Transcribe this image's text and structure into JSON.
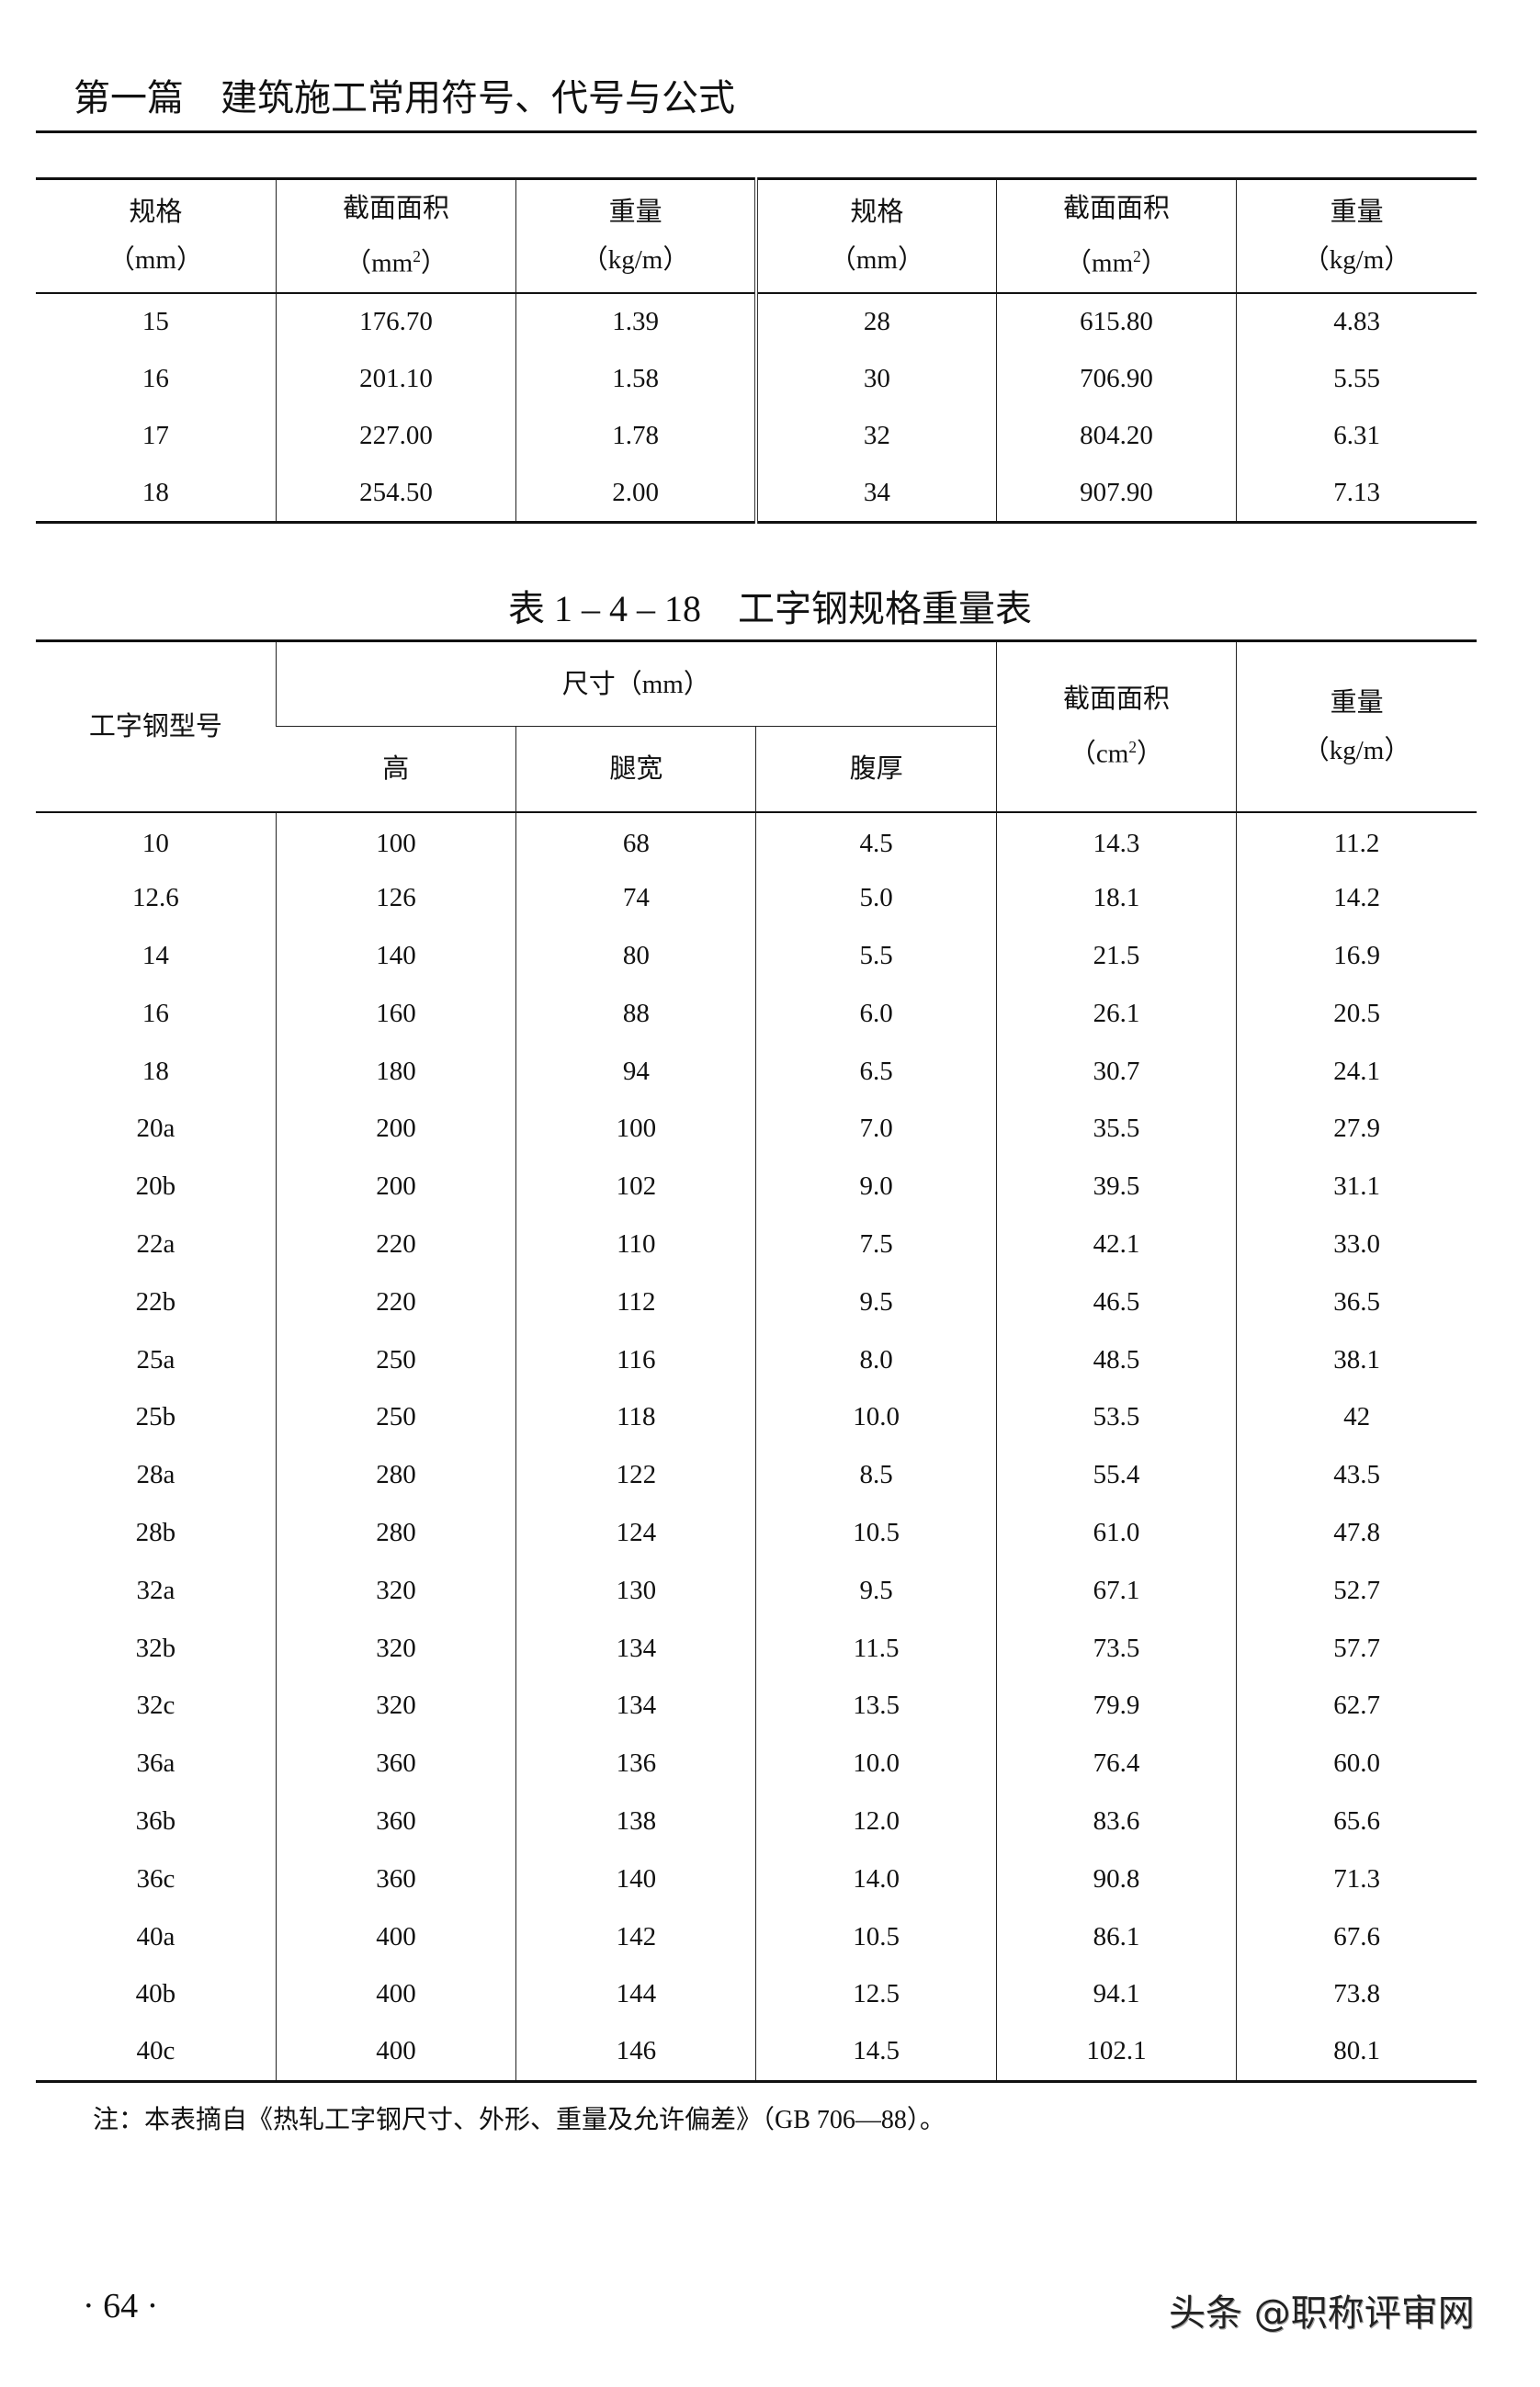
{
  "page_header": "第一篇　建筑施工常用符号、代号与公式",
  "table1": {
    "headers": [
      {
        "name": "规格",
        "unit": "（mm）"
      },
      {
        "name": "截面面积",
        "unit": "（mm",
        "sup": "2",
        "close": "）"
      },
      {
        "name": "重量",
        "unit": "（kg/m）"
      },
      {
        "name": "规格",
        "unit": "（mm）"
      },
      {
        "name": "截面面积",
        "unit": "（mm",
        "sup": "2",
        "close": "）"
      },
      {
        "name": "重量",
        "unit": "（kg/m）"
      }
    ],
    "rows": [
      [
        "15",
        "176.70",
        "1.39",
        "28",
        "615.80",
        "4.83"
      ],
      [
        "16",
        "201.10",
        "1.58",
        "30",
        "706.90",
        "5.55"
      ],
      [
        "17",
        "227.00",
        "1.78",
        "32",
        "804.20",
        "6.31"
      ],
      [
        "18",
        "254.50",
        "2.00",
        "34",
        "907.90",
        "7.13"
      ]
    ]
  },
  "table2": {
    "title": "表 1 – 4 – 18　工字钢规格重量表",
    "header": {
      "model": "工字钢型号",
      "size_group": "尺寸（mm）",
      "height": "高",
      "flange_width": "腿宽",
      "web_thickness": "腹厚",
      "area": "截面面积",
      "area_unit": "（cm",
      "area_sup": "2",
      "area_close": "）",
      "weight": "重量",
      "weight_unit": "（kg/m）"
    },
    "rows": [
      [
        "10",
        "100",
        "68",
        "4.5",
        "14.3",
        "11.2"
      ],
      [
        "12.6",
        "126",
        "74",
        "5.0",
        "18.1",
        "14.2"
      ],
      [
        "14",
        "140",
        "80",
        "5.5",
        "21.5",
        "16.9"
      ],
      [
        "16",
        "160",
        "88",
        "6.0",
        "26.1",
        "20.5"
      ],
      [
        "18",
        "180",
        "94",
        "6.5",
        "30.7",
        "24.1"
      ],
      [
        "20a",
        "200",
        "100",
        "7.0",
        "35.5",
        "27.9"
      ],
      [
        "20b",
        "200",
        "102",
        "9.0",
        "39.5",
        "31.1"
      ],
      [
        "22a",
        "220",
        "110",
        "7.5",
        "42.1",
        "33.0"
      ],
      [
        "22b",
        "220",
        "112",
        "9.5",
        "46.5",
        "36.5"
      ],
      [
        "25a",
        "250",
        "116",
        "8.0",
        "48.5",
        "38.1"
      ],
      [
        "25b",
        "250",
        "118",
        "10.0",
        "53.5",
        "42"
      ],
      [
        "28a",
        "280",
        "122",
        "8.5",
        "55.4",
        "43.5"
      ],
      [
        "28b",
        "280",
        "124",
        "10.5",
        "61.0",
        "47.8"
      ],
      [
        "32a",
        "320",
        "130",
        "9.5",
        "67.1",
        "52.7"
      ],
      [
        "32b",
        "320",
        "134",
        "11.5",
        "73.5",
        "57.7"
      ],
      [
        "32c",
        "320",
        "134",
        "13.5",
        "79.9",
        "62.7"
      ],
      [
        "36a",
        "360",
        "136",
        "10.0",
        "76.4",
        "60.0"
      ],
      [
        "36b",
        "360",
        "138",
        "12.0",
        "83.6",
        "65.6"
      ],
      [
        "36c",
        "360",
        "140",
        "14.0",
        "90.8",
        "71.3"
      ],
      [
        "40a",
        "400",
        "142",
        "10.5",
        "86.1",
        "67.6"
      ],
      [
        "40b",
        "400",
        "144",
        "12.5",
        "94.1",
        "73.8"
      ],
      [
        "40c",
        "400",
        "146",
        "14.5",
        "102.1",
        "80.1"
      ]
    ]
  },
  "note": "注：本表摘自《热轧工字钢尺寸、外形、重量及允许偏差》（GB 706—88）。",
  "page_number": "· 64 ·",
  "watermark": "头条 @职称评审网"
}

+ + + + +

Task directions:
Above are the records; reproduce them exactly and leave out the pictures.

Written solution:
Transcribe this image's text and structure into JSON.
{
  "page_header": "第一篇　建筑施工常用符号、代号与公式",
  "table1": {
    "headers": [
      {
        "name": "规格",
        "unit": "（mm）"
      },
      {
        "name": "截面面积",
        "unit": "（mm",
        "sup": "2",
        "close": "）"
      },
      {
        "name": "重量",
        "unit": "（kg/m）"
      },
      {
        "name": "规格",
        "unit": "（mm）"
      },
      {
        "name": "截面面积",
        "unit": "（mm",
        "sup": "2",
        "close": "）"
      },
      {
        "name": "重量",
        "unit": "（kg/m）"
      }
    ],
    "rows": [
      [
        "15",
        "176.70",
        "1.39",
        "28",
        "615.80",
        "4.83"
      ],
      [
        "16",
        "201.10",
        "1.58",
        "30",
        "706.90",
        "5.55"
      ],
      [
        "17",
        "227.00",
        "1.78",
        "32",
        "804.20",
        "6.31"
      ],
      [
        "18",
        "254.50",
        "2.00",
        "34",
        "907.90",
        "7.13"
      ]
    ]
  },
  "table2": {
    "title": "表 1 – 4 – 18　工字钢规格重量表",
    "header": {
      "model": "工字钢型号",
      "size_group": "尺寸（mm）",
      "height": "高",
      "flange_width": "腿宽",
      "web_thickness": "腹厚",
      "area": "截面面积",
      "area_unit": "（cm",
      "area_sup": "2",
      "area_close": "）",
      "weight": "重量",
      "weight_unit": "（kg/m）"
    },
    "rows": [
      [
        "10",
        "100",
        "68",
        "4.5",
        "14.3",
        "11.2"
      ],
      [
        "12.6",
        "126",
        "74",
        "5.0",
        "18.1",
        "14.2"
      ],
      [
        "14",
        "140",
        "80",
        "5.5",
        "21.5",
        "16.9"
      ],
      [
        "16",
        "160",
        "88",
        "6.0",
        "26.1",
        "20.5"
      ],
      [
        "18",
        "180",
        "94",
        "6.5",
        "30.7",
        "24.1"
      ],
      [
        "20a",
        "200",
        "100",
        "7.0",
        "35.5",
        "27.9"
      ],
      [
        "20b",
        "200",
        "102",
        "9.0",
        "39.5",
        "31.1"
      ],
      [
        "22a",
        "220",
        "110",
        "7.5",
        "42.1",
        "33.0"
      ],
      [
        "22b",
        "220",
        "112",
        "9.5",
        "46.5",
        "36.5"
      ],
      [
        "25a",
        "250",
        "116",
        "8.0",
        "48.5",
        "38.1"
      ],
      [
        "25b",
        "250",
        "118",
        "10.0",
        "53.5",
        "42"
      ],
      [
        "28a",
        "280",
        "122",
        "8.5",
        "55.4",
        "43.5"
      ],
      [
        "28b",
        "280",
        "124",
        "10.5",
        "61.0",
        "47.8"
      ],
      [
        "32a",
        "320",
        "130",
        "9.5",
        "67.1",
        "52.7"
      ],
      [
        "32b",
        "320",
        "134",
        "11.5",
        "73.5",
        "57.7"
      ],
      [
        "32c",
        "320",
        "134",
        "13.5",
        "79.9",
        "62.7"
      ],
      [
        "36a",
        "360",
        "136",
        "10.0",
        "76.4",
        "60.0"
      ],
      [
        "36b",
        "360",
        "138",
        "12.0",
        "83.6",
        "65.6"
      ],
      [
        "36c",
        "360",
        "140",
        "14.0",
        "90.8",
        "71.3"
      ],
      [
        "40a",
        "400",
        "142",
        "10.5",
        "86.1",
        "67.6"
      ],
      [
        "40b",
        "400",
        "144",
        "12.5",
        "94.1",
        "73.8"
      ],
      [
        "40c",
        "400",
        "146",
        "14.5",
        "102.1",
        "80.1"
      ]
    ]
  },
  "note": "注：本表摘自《热轧工字钢尺寸、外形、重量及允许偏差》（GB 706—88）。",
  "page_number": "· 64 ·",
  "watermark": "头条 @职称评审网"
}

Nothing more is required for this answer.